+++ Task material

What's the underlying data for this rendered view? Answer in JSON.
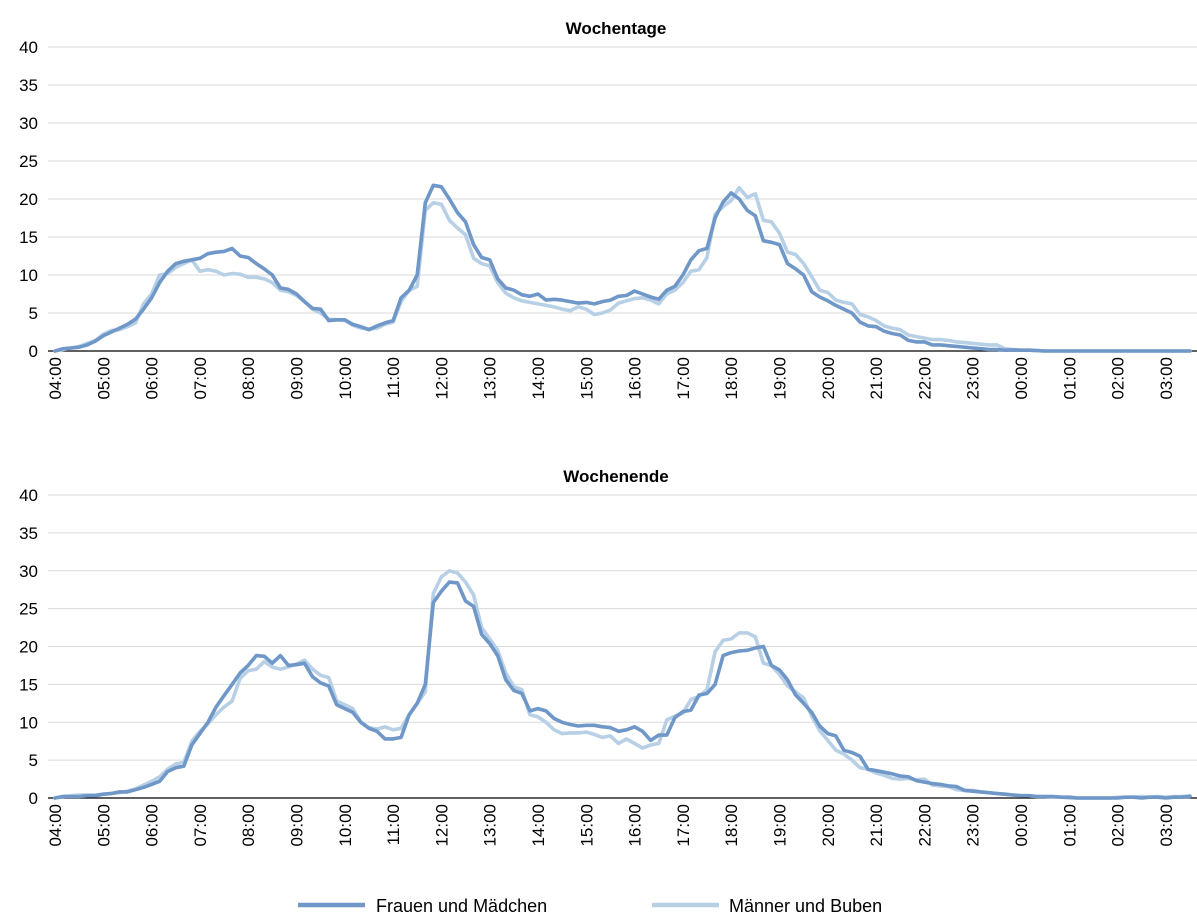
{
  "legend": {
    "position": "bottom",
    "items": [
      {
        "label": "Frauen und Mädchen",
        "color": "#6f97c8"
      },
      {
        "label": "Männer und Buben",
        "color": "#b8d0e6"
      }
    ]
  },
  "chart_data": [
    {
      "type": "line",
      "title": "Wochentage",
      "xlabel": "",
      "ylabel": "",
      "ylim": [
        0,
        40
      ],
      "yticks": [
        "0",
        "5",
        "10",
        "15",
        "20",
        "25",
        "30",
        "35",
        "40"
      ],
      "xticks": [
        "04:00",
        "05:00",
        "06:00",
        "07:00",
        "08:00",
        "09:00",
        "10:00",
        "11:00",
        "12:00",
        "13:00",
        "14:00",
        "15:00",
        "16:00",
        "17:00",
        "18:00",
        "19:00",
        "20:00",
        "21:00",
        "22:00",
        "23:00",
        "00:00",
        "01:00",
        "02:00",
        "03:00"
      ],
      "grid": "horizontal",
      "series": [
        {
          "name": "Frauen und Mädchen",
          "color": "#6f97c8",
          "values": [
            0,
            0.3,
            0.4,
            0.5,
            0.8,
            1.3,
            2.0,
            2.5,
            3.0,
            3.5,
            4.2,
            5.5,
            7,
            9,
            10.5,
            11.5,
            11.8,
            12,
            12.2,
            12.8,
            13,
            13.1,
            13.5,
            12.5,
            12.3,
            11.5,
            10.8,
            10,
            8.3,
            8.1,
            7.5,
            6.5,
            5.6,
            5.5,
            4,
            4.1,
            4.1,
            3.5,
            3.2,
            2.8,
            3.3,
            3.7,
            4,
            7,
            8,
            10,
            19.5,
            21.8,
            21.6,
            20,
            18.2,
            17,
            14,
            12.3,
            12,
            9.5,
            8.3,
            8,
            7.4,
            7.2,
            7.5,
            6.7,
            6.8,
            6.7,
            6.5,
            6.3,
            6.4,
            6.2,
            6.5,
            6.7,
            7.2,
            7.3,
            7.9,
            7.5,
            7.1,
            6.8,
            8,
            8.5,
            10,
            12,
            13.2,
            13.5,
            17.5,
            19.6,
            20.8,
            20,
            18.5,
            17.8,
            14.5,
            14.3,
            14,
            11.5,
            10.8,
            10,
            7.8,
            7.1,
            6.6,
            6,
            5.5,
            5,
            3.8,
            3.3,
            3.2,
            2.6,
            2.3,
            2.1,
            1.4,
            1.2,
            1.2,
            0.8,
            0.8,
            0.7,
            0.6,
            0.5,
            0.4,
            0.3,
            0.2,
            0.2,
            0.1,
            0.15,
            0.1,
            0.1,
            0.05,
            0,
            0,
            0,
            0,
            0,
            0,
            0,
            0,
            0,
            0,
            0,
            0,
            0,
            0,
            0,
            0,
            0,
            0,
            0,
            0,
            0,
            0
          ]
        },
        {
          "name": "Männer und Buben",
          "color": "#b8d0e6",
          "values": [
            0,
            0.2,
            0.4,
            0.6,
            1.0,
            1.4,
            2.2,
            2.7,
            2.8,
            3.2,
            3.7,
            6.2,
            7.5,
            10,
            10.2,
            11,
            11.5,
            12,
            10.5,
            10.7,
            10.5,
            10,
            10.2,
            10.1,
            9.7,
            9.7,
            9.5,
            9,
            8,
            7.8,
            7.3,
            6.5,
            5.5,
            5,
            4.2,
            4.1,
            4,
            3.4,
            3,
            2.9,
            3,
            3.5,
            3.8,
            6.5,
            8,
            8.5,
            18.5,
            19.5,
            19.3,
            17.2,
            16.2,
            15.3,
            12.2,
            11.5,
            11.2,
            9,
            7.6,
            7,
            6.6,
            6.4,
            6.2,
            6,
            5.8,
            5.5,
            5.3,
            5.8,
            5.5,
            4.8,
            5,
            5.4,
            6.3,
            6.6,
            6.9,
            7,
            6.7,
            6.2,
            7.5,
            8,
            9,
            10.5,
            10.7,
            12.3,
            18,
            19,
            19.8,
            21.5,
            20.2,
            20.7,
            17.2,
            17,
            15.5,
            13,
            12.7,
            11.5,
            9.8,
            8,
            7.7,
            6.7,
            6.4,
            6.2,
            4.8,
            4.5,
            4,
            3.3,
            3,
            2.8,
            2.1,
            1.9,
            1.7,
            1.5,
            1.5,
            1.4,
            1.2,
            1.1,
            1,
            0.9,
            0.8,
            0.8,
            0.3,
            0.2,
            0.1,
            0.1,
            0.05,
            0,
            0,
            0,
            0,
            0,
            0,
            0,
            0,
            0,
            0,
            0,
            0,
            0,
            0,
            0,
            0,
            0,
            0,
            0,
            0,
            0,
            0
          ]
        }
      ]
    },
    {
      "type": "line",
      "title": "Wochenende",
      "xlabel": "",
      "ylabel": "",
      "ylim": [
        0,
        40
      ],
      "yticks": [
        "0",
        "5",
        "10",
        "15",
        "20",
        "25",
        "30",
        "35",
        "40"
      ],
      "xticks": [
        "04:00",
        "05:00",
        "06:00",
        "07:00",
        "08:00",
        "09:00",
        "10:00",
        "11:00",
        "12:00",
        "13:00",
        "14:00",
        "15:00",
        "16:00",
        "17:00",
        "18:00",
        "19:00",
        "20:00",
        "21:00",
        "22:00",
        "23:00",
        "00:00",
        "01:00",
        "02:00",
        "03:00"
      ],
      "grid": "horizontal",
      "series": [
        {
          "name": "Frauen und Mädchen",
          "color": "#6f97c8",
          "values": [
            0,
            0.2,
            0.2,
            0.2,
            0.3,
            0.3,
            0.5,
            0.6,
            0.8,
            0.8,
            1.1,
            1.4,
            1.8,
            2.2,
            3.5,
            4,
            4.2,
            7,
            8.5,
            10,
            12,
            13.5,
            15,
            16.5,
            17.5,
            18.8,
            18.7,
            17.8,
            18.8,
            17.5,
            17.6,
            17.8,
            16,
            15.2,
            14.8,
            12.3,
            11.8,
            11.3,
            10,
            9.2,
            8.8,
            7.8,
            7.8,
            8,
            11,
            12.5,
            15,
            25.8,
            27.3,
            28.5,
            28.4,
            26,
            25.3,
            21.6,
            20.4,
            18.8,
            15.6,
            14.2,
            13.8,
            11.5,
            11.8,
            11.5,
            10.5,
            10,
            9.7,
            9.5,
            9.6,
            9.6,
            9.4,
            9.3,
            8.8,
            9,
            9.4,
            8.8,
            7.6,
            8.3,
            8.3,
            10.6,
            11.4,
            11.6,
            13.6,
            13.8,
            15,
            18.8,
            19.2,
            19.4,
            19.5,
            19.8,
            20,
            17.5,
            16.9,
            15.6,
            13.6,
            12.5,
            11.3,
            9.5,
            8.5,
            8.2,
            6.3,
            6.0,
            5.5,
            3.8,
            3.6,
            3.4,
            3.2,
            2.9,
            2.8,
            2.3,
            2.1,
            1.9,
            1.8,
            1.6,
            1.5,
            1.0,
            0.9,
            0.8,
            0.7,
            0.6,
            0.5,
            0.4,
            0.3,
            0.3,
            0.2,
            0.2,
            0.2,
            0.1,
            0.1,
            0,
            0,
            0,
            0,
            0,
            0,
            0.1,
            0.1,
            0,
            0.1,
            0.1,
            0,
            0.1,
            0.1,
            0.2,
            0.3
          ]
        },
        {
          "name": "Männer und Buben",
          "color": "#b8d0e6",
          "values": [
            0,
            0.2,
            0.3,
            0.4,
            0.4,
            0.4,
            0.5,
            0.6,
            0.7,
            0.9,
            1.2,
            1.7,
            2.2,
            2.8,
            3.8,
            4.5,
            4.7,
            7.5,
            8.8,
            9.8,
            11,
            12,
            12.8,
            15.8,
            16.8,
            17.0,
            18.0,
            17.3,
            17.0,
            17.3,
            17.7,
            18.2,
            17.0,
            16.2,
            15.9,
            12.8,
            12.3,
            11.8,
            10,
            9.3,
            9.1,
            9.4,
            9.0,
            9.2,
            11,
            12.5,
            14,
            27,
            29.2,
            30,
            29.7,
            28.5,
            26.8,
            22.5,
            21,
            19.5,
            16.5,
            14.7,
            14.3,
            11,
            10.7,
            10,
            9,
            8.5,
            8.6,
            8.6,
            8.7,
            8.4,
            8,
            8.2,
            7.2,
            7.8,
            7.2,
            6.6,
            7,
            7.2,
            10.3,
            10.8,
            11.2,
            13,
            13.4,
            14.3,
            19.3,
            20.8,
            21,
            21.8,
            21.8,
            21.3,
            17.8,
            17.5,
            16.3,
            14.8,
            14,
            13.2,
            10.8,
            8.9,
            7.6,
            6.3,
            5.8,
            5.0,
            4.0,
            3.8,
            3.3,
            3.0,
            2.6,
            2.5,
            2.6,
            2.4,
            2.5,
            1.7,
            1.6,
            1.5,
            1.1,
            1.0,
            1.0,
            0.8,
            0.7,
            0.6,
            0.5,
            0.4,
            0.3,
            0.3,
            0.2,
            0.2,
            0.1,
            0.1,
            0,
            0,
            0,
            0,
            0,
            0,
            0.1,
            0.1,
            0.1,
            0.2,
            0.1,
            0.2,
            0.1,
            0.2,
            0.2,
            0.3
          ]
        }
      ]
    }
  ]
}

++++++
+++ Task material

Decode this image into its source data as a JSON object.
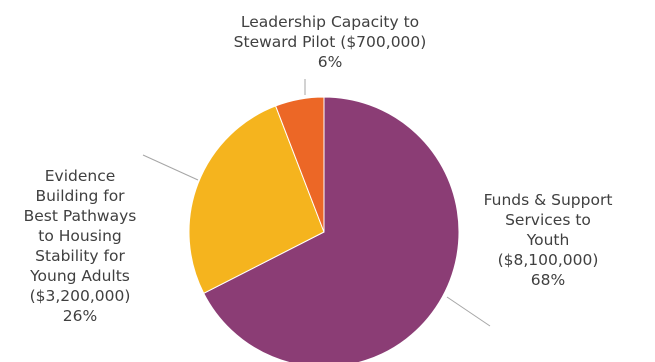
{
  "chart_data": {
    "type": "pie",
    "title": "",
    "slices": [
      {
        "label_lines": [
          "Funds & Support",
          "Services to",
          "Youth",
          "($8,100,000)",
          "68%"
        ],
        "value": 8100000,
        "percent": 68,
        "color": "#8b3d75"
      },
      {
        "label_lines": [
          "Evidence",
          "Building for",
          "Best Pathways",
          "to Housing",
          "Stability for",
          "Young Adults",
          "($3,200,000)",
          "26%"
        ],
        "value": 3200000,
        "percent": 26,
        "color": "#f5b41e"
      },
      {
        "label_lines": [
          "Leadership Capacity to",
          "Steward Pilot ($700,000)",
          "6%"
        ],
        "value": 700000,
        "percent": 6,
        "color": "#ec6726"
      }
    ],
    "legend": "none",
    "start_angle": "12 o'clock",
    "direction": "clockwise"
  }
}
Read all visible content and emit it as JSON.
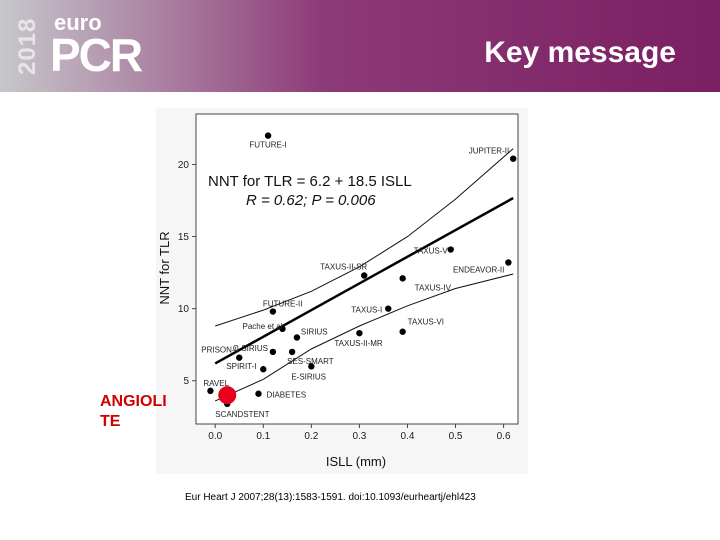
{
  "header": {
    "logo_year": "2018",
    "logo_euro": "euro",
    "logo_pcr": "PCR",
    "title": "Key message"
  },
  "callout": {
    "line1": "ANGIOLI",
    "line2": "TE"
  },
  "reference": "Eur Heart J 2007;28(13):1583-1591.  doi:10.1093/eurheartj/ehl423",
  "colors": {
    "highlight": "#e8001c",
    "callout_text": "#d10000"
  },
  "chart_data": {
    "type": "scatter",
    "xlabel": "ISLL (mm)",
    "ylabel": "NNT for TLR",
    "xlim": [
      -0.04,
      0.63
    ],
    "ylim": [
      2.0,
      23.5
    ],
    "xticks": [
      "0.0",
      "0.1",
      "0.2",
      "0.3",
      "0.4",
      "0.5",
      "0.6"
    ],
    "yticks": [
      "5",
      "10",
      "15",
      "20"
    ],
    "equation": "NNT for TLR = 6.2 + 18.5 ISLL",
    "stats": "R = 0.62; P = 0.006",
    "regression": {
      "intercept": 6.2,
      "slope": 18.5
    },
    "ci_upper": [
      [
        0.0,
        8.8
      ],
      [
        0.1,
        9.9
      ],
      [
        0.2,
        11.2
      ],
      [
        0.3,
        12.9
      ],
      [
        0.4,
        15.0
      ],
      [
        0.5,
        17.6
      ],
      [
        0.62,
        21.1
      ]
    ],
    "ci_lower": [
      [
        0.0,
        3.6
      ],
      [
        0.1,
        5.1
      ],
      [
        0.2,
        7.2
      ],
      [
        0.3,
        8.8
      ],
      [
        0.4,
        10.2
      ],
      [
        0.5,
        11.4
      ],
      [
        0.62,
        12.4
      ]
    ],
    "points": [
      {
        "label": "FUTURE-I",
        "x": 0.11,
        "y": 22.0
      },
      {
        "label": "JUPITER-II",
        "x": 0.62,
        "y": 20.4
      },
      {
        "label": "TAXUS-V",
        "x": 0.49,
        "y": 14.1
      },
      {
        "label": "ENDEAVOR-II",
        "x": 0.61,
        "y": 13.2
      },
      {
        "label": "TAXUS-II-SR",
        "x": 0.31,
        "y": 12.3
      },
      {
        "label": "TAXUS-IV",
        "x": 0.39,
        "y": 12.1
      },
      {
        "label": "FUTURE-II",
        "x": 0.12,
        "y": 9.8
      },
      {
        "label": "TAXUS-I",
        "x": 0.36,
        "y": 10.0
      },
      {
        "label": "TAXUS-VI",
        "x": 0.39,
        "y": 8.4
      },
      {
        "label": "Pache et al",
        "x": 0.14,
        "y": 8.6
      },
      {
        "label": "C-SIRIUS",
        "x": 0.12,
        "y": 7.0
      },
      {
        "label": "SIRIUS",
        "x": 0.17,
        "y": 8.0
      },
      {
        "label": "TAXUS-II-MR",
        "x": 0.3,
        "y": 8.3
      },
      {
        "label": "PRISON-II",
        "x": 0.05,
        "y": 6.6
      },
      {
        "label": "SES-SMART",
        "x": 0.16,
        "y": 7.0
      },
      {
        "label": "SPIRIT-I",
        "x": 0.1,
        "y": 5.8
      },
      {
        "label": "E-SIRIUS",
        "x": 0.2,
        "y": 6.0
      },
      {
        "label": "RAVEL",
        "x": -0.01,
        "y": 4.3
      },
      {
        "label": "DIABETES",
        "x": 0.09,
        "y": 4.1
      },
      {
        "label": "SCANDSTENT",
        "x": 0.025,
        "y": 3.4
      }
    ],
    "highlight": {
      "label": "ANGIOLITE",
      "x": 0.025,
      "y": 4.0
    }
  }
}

++++++

- _Task brief_
Identify and list each line with the word "TAXUS".

- _Task response_
        "label": "TAXUS-V",
        "label": "TAXUS-II-SR",
        "label": "TAXUS-IV",
        "label": "TAXUS-I",
        "label": "TAXUS-VI",
        "label": "TAXUS-II-MR",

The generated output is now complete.